**WHAT YOU WILL DO:** Keep every line where the word "name" appears; drop the rest.

**RECORDS FOR THE EXERCISE:**
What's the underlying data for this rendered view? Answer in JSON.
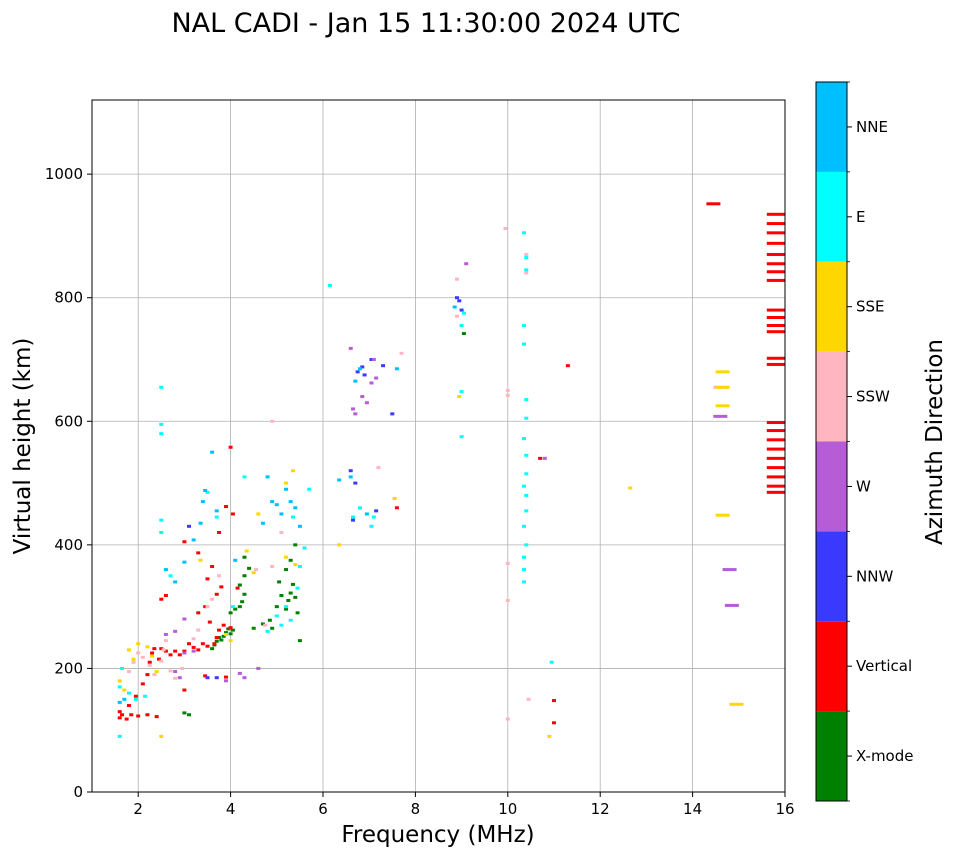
{
  "chart_data": {
    "type": "scatter",
    "title": "NAL CADI - Jan 15 11:30:00 2024 UTC",
    "xlabel": "Frequency (MHz)",
    "ylabel": "Virtual height (km)",
    "xlim": [
      1,
      16
    ],
    "ylim": [
      0,
      1120
    ],
    "xticks": [
      "2",
      "4",
      "6",
      "8",
      "10",
      "12",
      "14",
      "16"
    ],
    "xtick_values": [
      2,
      4,
      6,
      8,
      10,
      12,
      14,
      16
    ],
    "yticks": [
      "0",
      "200",
      "400",
      "600",
      "800",
      "1000"
    ],
    "ytick_values": [
      0,
      200,
      400,
      600,
      800,
      1000
    ],
    "grid": true,
    "colorbar": {
      "label": "Azimuth Direction",
      "categories": [
        {
          "label": "X-mode",
          "color": "#008000"
        },
        {
          "label": "Vertical",
          "color": "#ff0000"
        },
        {
          "label": "NNW",
          "color": "#3a3aff"
        },
        {
          "label": "W",
          "color": "#b55cd6"
        },
        {
          "label": "SSW",
          "color": "#ffb6c1"
        },
        {
          "label": "SSE",
          "color": "#ffd700"
        },
        {
          "label": "E",
          "color": "#00ffff"
        },
        {
          "label": "NNE",
          "color": "#00bfff"
        }
      ]
    },
    "series": [
      {
        "name": "X-mode",
        "points": [
          [
            3.0,
            128
          ],
          [
            3.1,
            125
          ],
          [
            3.6,
            232
          ],
          [
            3.65,
            238
          ],
          [
            3.7,
            244
          ],
          [
            3.75,
            250
          ],
          [
            3.8,
            246
          ],
          [
            3.85,
            252
          ],
          [
            3.9,
            258
          ],
          [
            3.95,
            264
          ],
          [
            4.0,
            256
          ],
          [
            4.05,
            262
          ],
          [
            4.0,
            290
          ],
          [
            4.1,
            296
          ],
          [
            4.2,
            300
          ],
          [
            4.25,
            308
          ],
          [
            4.3,
            320
          ],
          [
            4.2,
            335
          ],
          [
            4.3,
            350
          ],
          [
            4.4,
            362
          ],
          [
            4.3,
            380
          ],
          [
            4.5,
            265
          ],
          [
            4.7,
            272
          ],
          [
            4.85,
            278
          ],
          [
            4.9,
            265
          ],
          [
            5.0,
            300
          ],
          [
            5.05,
            340
          ],
          [
            5.1,
            318
          ],
          [
            5.2,
            296
          ],
          [
            5.25,
            310
          ],
          [
            5.3,
            322
          ],
          [
            5.35,
            336
          ],
          [
            5.4,
            315
          ],
          [
            5.45,
            290
          ],
          [
            5.5,
            245
          ],
          [
            5.2,
            360
          ],
          [
            5.3,
            375
          ],
          [
            5.4,
            400
          ],
          [
            9.05,
            742
          ]
        ]
      },
      {
        "name": "Vertical",
        "points": [
          [
            1.6,
            120
          ],
          [
            1.6,
            130
          ],
          [
            1.65,
            125
          ],
          [
            1.75,
            118
          ],
          [
            1.85,
            125
          ],
          [
            2.0,
            123
          ],
          [
            2.2,
            125
          ],
          [
            2.4,
            122
          ],
          [
            1.8,
            140
          ],
          [
            1.95,
            155
          ],
          [
            2.1,
            175
          ],
          [
            2.2,
            190
          ],
          [
            2.25,
            210
          ],
          [
            2.3,
            225
          ],
          [
            2.35,
            232
          ],
          [
            2.45,
            215
          ],
          [
            2.5,
            232
          ],
          [
            2.6,
            228
          ],
          [
            2.7,
            222
          ],
          [
            2.8,
            228
          ],
          [
            2.9,
            222
          ],
          [
            3.0,
            228
          ],
          [
            3.0,
            165
          ],
          [
            3.1,
            240
          ],
          [
            3.2,
            234
          ],
          [
            3.3,
            230
          ],
          [
            3.4,
            240
          ],
          [
            3.45,
            188
          ],
          [
            3.5,
            236
          ],
          [
            3.65,
            240
          ],
          [
            3.7,
            250
          ],
          [
            3.75,
            262
          ],
          [
            3.85,
            270
          ],
          [
            3.9,
            186
          ],
          [
            4.0,
            266
          ],
          [
            4.05,
            450
          ],
          [
            4.15,
            330
          ],
          [
            3.3,
            290
          ],
          [
            3.45,
            300
          ],
          [
            3.5,
            345
          ],
          [
            3.6,
            365
          ],
          [
            3.7,
            320
          ],
          [
            3.75,
            420
          ],
          [
            3.9,
            462
          ],
          [
            4.0,
            558
          ],
          [
            2.5,
            312
          ],
          [
            2.6,
            318
          ],
          [
            3.0,
            405
          ],
          [
            3.3,
            387
          ],
          [
            3.8,
            332
          ],
          [
            3.55,
            275
          ],
          [
            7.6,
            460
          ],
          [
            10.7,
            540
          ],
          [
            11.3,
            690
          ],
          [
            11.0,
            148
          ],
          [
            11.0,
            112
          ],
          [
            14.45,
            952
          ],
          [
            15.8,
            935
          ],
          [
            15.8,
            920
          ],
          [
            15.8,
            905
          ],
          [
            15.8,
            888
          ],
          [
            15.8,
            870
          ],
          [
            15.8,
            855
          ],
          [
            15.8,
            842
          ],
          [
            15.8,
            828
          ],
          [
            15.8,
            780
          ],
          [
            15.8,
            768
          ],
          [
            15.8,
            755
          ],
          [
            15.8,
            745
          ],
          [
            15.8,
            702
          ],
          [
            15.8,
            692
          ],
          [
            15.8,
            598
          ],
          [
            15.8,
            585
          ],
          [
            15.8,
            570
          ],
          [
            15.8,
            555
          ],
          [
            15.8,
            540
          ],
          [
            15.8,
            525
          ],
          [
            15.8,
            510
          ],
          [
            15.8,
            495
          ],
          [
            15.8,
            485
          ]
        ]
      },
      {
        "name": "NNW",
        "points": [
          [
            3.1,
            430
          ],
          [
            3.5,
            185
          ],
          [
            3.7,
            185
          ],
          [
            6.6,
            520
          ],
          [
            6.7,
            500
          ],
          [
            6.65,
            440
          ],
          [
            6.75,
            680
          ],
          [
            6.85,
            688
          ],
          [
            6.9,
            675
          ],
          [
            7.05,
            700
          ],
          [
            7.3,
            690
          ],
          [
            7.15,
            455
          ],
          [
            8.9,
            800
          ],
          [
            8.95,
            795
          ],
          [
            9.0,
            780
          ],
          [
            7.5,
            612
          ]
        ]
      },
      {
        "name": "W",
        "points": [
          [
            2.8,
            195
          ],
          [
            2.9,
            185
          ],
          [
            3.0,
            225
          ],
          [
            3.2,
            228
          ],
          [
            3.9,
            180
          ],
          [
            4.3,
            185
          ],
          [
            4.6,
            200
          ],
          [
            2.6,
            255
          ],
          [
            2.8,
            260
          ],
          [
            3.0,
            280
          ],
          [
            4.2,
            192
          ],
          [
            6.65,
            620
          ],
          [
            6.7,
            612
          ],
          [
            6.85,
            640
          ],
          [
            6.95,
            630
          ],
          [
            7.05,
            662
          ],
          [
            7.1,
            700
          ],
          [
            7.15,
            670
          ],
          [
            6.6,
            718
          ],
          [
            9.1,
            855
          ],
          [
            10.8,
            540
          ],
          [
            14.6,
            608
          ],
          [
            14.8,
            360
          ],
          [
            14.85,
            302
          ]
        ]
      },
      {
        "name": "SSW",
        "points": [
          [
            1.8,
            195
          ],
          [
            1.9,
            210
          ],
          [
            2.0,
            225
          ],
          [
            2.1,
            218
          ],
          [
            2.25,
            205
          ],
          [
            2.35,
            190
          ],
          [
            2.5,
            212
          ],
          [
            2.55,
            230
          ],
          [
            2.6,
            245
          ],
          [
            2.7,
            196
          ],
          [
            2.8,
            184
          ],
          [
            2.95,
            200
          ],
          [
            3.2,
            248
          ],
          [
            3.3,
            262
          ],
          [
            3.5,
            300
          ],
          [
            3.6,
            312
          ],
          [
            3.75,
            350
          ],
          [
            4.55,
            360
          ],
          [
            4.75,
            270
          ],
          [
            4.9,
            365
          ],
          [
            5.1,
            420
          ],
          [
            4.9,
            600
          ],
          [
            7.2,
            525
          ],
          [
            7.7,
            710
          ],
          [
            8.9,
            830
          ],
          [
            8.9,
            770
          ],
          [
            9.95,
            912
          ],
          [
            10.4,
            870
          ],
          [
            10.4,
            840
          ],
          [
            10.0,
            650
          ],
          [
            10.0,
            642
          ],
          [
            10.0,
            370
          ],
          [
            10.0,
            310
          ],
          [
            10.0,
            118
          ],
          [
            10.35,
            340
          ],
          [
            10.45,
            150
          ],
          [
            14.6,
            655
          ]
        ]
      },
      {
        "name": "SSE",
        "points": [
          [
            1.6,
            180
          ],
          [
            1.7,
            165
          ],
          [
            1.8,
            230
          ],
          [
            1.9,
            215
          ],
          [
            2.0,
            240
          ],
          [
            2.2,
            235
          ],
          [
            2.3,
            220
          ],
          [
            2.4,
            195
          ],
          [
            2.5,
            90
          ],
          [
            3.35,
            375
          ],
          [
            3.9,
            255
          ],
          [
            4.0,
            245
          ],
          [
            4.35,
            390
          ],
          [
            4.5,
            355
          ],
          [
            4.6,
            450
          ],
          [
            5.2,
            500
          ],
          [
            5.35,
            520
          ],
          [
            5.2,
            380
          ],
          [
            5.4,
            368
          ],
          [
            6.35,
            400
          ],
          [
            7.55,
            475
          ],
          [
            8.95,
            640
          ],
          [
            10.9,
            90
          ],
          [
            12.65,
            492
          ],
          [
            14.65,
            680
          ],
          [
            14.65,
            655
          ],
          [
            14.65,
            625
          ],
          [
            14.65,
            448
          ],
          [
            14.95,
            142
          ]
        ]
      },
      {
        "name": "E",
        "points": [
          [
            1.6,
            90
          ],
          [
            1.6,
            170
          ],
          [
            1.65,
            200
          ],
          [
            1.8,
            160
          ],
          [
            1.95,
            150
          ],
          [
            2.15,
            155
          ],
          [
            2.5,
            420
          ],
          [
            2.5,
            440
          ],
          [
            2.5,
            580
          ],
          [
            2.5,
            595
          ],
          [
            2.5,
            655
          ],
          [
            2.7,
            350
          ],
          [
            3.5,
            485
          ],
          [
            3.7,
            445
          ],
          [
            4.05,
            300
          ],
          [
            4.3,
            510
          ],
          [
            4.8,
            260
          ],
          [
            5.0,
            285
          ],
          [
            5.1,
            270
          ],
          [
            5.2,
            300
          ],
          [
            5.3,
            278
          ],
          [
            5.45,
            330
          ],
          [
            5.5,
            365
          ],
          [
            5.35,
            445
          ],
          [
            5.6,
            395
          ],
          [
            5.7,
            490
          ],
          [
            6.15,
            820
          ],
          [
            6.65,
            445
          ],
          [
            6.8,
            460
          ],
          [
            7.05,
            430
          ],
          [
            7.1,
            445
          ],
          [
            9.0,
            755
          ],
          [
            9.0,
            648
          ],
          [
            9.0,
            575
          ],
          [
            9.05,
            775
          ],
          [
            10.35,
            905
          ],
          [
            10.4,
            865
          ],
          [
            10.4,
            845
          ],
          [
            10.35,
            755
          ],
          [
            10.35,
            725
          ],
          [
            10.4,
            635
          ],
          [
            10.4,
            605
          ],
          [
            10.35,
            572
          ],
          [
            10.4,
            545
          ],
          [
            10.4,
            515
          ],
          [
            10.35,
            495
          ],
          [
            10.4,
            480
          ],
          [
            10.4,
            455
          ],
          [
            10.35,
            430
          ],
          [
            10.4,
            400
          ],
          [
            10.35,
            380
          ],
          [
            10.35,
            360
          ],
          [
            10.35,
            340
          ],
          [
            10.95,
            210
          ]
        ]
      },
      {
        "name": "NNE",
        "points": [
          [
            1.6,
            145
          ],
          [
            1.7,
            150
          ],
          [
            2.6,
            360
          ],
          [
            2.8,
            340
          ],
          [
            3.0,
            372
          ],
          [
            3.2,
            408
          ],
          [
            3.35,
            435
          ],
          [
            3.4,
            470
          ],
          [
            3.45,
            488
          ],
          [
            3.6,
            550
          ],
          [
            3.7,
            455
          ],
          [
            4.1,
            375
          ],
          [
            4.7,
            435
          ],
          [
            4.8,
            510
          ],
          [
            4.9,
            470
          ],
          [
            5.0,
            465
          ],
          [
            5.1,
            450
          ],
          [
            5.2,
            490
          ],
          [
            5.3,
            470
          ],
          [
            5.4,
            460
          ],
          [
            5.5,
            430
          ],
          [
            6.35,
            505
          ],
          [
            6.6,
            510
          ],
          [
            6.7,
            665
          ],
          [
            6.8,
            685
          ],
          [
            6.95,
            450
          ],
          [
            7.6,
            685
          ],
          [
            8.85,
            785
          ]
        ]
      }
    ]
  }
}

**RESULT FOR THIS TASK:**
        "name": "X-mode",
        "name": "Vertical",
        "name": "NNW",
        "name": "W",
        "name": "SSW",
        "name": "SSE",
        "name": "E",
        "name": "NNE",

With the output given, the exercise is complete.